AVAILABLE RECORDS:

====

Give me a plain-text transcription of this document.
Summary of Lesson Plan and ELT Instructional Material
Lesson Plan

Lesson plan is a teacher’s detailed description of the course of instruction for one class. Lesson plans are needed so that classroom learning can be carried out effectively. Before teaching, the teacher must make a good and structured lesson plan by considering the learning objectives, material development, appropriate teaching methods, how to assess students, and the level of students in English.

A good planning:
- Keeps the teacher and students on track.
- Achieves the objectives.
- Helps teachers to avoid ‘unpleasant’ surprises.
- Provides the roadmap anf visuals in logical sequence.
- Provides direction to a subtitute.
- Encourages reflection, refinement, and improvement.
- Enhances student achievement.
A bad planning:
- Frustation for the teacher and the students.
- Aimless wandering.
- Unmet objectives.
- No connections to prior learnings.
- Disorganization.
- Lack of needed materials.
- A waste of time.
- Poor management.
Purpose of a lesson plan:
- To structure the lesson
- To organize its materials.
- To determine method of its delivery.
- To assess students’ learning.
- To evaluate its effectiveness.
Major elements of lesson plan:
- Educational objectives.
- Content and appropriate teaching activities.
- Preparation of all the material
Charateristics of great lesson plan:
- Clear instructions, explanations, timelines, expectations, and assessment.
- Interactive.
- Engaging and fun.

====

TASK REQUIREMENTS:
Say how many lines in this listing hold the string "teaching", giving the count and nothing more.

THE COMPLETED TASK:
2